## [Written request]
Count the lines in the listing below that contain the string "ibuprofen", with case mattering, and give only the number.

-------------------------

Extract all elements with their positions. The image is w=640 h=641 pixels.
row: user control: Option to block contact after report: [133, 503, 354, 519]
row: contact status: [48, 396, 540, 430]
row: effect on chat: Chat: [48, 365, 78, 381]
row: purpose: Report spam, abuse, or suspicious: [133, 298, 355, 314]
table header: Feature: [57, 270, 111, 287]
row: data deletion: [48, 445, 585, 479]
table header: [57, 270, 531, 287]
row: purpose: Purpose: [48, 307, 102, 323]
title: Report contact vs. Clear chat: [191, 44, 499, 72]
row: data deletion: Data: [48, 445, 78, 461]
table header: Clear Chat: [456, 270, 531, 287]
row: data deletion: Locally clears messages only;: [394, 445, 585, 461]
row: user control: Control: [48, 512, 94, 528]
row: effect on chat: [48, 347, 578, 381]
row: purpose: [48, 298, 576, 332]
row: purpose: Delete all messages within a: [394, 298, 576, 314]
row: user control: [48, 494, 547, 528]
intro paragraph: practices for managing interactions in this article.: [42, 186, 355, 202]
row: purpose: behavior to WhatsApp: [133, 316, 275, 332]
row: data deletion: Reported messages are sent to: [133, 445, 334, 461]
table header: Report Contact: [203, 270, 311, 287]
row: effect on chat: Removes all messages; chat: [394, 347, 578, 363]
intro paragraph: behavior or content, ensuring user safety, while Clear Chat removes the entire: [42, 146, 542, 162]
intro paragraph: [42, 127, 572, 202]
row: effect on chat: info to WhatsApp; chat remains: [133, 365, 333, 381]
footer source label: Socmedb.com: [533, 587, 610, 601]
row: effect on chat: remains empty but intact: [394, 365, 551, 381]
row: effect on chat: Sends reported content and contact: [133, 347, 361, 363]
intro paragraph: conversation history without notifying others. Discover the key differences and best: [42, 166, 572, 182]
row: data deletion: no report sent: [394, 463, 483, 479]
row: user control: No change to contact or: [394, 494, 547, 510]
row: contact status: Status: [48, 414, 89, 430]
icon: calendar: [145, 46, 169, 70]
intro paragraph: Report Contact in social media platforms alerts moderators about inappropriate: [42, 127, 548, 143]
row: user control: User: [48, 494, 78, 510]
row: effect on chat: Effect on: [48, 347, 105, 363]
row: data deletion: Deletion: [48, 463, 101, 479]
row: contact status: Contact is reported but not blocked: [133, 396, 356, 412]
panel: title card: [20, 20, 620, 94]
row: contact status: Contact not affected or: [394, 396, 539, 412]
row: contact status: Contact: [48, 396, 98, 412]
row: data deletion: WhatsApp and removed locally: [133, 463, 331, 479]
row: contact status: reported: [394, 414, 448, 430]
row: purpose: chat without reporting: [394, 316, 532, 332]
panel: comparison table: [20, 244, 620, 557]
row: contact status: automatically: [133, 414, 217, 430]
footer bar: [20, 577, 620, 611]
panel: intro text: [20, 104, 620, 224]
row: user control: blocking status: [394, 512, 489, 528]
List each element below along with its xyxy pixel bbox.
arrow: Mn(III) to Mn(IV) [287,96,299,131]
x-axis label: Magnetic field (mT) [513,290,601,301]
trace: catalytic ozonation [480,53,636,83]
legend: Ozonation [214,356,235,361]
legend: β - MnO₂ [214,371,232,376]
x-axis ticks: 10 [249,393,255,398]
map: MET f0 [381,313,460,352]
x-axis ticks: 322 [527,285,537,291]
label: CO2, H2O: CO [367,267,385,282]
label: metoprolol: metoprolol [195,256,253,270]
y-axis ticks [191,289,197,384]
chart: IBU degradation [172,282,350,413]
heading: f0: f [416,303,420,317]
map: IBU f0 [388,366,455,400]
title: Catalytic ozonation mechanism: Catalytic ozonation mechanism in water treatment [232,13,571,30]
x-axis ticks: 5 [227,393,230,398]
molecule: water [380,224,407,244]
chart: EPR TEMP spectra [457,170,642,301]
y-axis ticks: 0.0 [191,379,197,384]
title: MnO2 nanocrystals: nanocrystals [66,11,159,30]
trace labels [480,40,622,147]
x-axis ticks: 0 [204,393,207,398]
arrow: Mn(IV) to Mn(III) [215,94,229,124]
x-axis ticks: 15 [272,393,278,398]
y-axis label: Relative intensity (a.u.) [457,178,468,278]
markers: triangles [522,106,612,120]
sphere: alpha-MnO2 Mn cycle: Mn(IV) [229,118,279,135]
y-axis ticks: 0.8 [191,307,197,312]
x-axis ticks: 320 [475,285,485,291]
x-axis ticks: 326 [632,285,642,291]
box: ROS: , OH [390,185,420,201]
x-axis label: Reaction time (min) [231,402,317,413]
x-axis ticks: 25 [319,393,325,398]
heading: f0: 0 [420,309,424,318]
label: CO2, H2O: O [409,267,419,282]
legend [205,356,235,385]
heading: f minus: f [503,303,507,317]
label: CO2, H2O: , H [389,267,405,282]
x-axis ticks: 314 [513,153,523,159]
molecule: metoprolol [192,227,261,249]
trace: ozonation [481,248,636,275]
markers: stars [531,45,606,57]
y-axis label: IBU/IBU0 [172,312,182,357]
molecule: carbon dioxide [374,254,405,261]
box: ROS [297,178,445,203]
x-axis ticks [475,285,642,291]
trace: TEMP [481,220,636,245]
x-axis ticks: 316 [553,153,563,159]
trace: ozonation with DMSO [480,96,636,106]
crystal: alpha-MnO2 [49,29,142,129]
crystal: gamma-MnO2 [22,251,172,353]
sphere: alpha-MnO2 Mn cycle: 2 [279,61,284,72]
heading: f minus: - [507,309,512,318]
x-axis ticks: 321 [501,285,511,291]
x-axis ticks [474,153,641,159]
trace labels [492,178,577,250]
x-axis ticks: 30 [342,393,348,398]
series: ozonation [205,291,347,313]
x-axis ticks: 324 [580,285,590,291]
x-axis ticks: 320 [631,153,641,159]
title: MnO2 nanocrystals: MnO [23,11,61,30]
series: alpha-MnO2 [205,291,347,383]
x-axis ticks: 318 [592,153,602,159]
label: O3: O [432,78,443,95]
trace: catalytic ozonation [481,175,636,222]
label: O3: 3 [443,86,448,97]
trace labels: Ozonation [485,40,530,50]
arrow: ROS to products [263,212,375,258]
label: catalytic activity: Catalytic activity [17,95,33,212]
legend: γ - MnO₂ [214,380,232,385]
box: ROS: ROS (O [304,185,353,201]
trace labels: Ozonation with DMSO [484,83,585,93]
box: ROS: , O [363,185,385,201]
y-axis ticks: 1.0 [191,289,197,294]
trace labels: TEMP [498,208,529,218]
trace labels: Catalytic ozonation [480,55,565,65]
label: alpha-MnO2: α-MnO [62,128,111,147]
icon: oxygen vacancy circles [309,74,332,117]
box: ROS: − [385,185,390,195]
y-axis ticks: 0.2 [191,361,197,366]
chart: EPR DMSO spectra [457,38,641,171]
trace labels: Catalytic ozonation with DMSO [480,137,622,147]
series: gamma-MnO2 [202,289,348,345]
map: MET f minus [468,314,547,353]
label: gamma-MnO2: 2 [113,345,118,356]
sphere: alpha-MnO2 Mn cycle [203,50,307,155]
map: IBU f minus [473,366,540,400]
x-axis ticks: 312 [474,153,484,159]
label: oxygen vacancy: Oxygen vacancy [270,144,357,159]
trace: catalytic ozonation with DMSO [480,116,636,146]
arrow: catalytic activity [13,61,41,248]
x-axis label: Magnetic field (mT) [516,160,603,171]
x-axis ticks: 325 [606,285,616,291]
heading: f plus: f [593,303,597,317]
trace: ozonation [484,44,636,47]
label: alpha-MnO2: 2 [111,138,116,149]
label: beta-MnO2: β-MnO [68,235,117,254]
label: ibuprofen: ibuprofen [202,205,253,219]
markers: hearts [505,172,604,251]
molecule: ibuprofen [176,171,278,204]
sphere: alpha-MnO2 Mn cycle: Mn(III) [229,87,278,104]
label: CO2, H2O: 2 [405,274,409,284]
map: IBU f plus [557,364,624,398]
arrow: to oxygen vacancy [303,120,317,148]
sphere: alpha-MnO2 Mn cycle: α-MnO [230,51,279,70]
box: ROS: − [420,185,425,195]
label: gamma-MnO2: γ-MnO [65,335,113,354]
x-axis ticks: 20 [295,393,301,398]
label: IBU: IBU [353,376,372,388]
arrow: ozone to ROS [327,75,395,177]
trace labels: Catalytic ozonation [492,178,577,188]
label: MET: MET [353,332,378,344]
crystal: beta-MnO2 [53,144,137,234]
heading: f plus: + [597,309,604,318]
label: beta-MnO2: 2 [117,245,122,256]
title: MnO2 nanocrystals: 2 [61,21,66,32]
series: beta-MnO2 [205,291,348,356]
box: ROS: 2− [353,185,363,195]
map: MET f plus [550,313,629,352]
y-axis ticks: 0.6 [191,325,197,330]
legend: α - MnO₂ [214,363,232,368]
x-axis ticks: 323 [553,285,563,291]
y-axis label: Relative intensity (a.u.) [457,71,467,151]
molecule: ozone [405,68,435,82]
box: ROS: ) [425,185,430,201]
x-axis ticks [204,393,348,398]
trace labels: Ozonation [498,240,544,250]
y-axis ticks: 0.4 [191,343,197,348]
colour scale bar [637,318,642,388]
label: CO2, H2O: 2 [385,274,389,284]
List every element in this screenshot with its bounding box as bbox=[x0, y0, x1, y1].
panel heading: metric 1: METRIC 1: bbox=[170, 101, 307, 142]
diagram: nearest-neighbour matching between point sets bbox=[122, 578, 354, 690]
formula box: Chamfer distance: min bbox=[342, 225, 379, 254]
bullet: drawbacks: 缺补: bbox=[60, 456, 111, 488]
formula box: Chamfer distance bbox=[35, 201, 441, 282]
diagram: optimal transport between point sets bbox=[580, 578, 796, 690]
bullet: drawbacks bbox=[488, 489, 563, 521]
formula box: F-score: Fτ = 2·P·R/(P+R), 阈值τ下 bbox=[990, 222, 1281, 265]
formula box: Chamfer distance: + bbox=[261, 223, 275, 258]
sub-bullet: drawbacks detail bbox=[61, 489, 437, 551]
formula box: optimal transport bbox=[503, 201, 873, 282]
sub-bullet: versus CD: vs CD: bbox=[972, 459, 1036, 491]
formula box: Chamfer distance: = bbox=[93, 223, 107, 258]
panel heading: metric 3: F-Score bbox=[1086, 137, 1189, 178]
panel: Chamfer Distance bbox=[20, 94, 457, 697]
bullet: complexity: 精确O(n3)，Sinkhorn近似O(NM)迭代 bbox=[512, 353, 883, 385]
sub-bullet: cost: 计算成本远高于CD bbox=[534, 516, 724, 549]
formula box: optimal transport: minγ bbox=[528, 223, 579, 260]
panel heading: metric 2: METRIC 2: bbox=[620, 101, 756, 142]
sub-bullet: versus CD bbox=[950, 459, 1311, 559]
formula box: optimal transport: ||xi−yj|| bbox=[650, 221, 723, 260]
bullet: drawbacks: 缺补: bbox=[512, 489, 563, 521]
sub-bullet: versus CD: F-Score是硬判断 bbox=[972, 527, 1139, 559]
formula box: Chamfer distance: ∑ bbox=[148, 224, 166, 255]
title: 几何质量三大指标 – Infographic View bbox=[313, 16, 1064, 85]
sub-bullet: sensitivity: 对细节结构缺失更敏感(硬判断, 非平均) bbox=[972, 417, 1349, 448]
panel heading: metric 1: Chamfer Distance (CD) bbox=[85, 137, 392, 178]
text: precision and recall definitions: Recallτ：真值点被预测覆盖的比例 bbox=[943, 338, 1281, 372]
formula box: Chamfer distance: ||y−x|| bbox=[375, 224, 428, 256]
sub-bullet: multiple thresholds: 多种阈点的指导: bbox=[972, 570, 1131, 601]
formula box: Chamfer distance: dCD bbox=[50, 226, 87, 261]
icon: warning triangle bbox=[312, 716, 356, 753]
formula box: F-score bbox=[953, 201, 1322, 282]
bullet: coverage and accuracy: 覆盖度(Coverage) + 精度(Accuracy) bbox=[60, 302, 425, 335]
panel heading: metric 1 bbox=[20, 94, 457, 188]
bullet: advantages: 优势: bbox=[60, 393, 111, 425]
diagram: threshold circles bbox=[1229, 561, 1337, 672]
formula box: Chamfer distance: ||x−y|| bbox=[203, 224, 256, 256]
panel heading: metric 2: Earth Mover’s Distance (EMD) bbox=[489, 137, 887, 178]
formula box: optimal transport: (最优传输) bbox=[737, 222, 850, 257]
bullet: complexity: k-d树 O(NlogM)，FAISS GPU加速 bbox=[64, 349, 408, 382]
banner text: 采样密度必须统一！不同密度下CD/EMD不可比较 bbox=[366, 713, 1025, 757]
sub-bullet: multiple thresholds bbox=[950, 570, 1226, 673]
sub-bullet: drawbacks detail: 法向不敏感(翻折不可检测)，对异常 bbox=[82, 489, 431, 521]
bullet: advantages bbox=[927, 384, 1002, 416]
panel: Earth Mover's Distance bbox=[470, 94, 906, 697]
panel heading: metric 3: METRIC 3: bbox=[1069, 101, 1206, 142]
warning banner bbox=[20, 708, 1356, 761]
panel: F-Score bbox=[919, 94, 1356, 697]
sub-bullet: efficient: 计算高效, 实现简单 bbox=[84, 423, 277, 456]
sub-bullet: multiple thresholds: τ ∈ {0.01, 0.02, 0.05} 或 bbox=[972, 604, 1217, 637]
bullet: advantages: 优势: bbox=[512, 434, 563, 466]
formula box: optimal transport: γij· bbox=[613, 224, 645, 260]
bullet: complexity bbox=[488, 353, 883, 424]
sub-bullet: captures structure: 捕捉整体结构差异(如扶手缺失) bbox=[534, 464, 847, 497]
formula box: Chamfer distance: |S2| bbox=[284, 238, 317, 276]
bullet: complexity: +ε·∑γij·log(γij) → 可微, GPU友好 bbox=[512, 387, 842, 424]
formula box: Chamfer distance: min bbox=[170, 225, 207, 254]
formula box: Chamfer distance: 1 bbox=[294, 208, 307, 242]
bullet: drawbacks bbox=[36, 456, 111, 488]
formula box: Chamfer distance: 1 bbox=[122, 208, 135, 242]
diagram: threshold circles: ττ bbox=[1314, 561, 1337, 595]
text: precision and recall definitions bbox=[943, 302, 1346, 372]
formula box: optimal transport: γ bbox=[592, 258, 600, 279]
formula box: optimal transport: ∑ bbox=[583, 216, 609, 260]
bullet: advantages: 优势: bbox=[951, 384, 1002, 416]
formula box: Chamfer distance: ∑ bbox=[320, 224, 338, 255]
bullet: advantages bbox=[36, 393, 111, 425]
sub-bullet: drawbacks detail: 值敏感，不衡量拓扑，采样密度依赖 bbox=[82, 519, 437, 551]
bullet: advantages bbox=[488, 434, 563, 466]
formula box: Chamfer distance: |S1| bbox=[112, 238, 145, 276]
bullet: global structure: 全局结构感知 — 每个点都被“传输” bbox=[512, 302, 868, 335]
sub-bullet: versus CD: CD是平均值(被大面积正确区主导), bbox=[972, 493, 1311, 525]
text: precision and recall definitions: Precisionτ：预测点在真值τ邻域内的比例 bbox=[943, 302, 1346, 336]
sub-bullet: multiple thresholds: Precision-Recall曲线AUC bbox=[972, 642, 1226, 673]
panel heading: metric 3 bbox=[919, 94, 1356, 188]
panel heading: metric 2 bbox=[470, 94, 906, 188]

-------------------------

## [Answer for the task]
2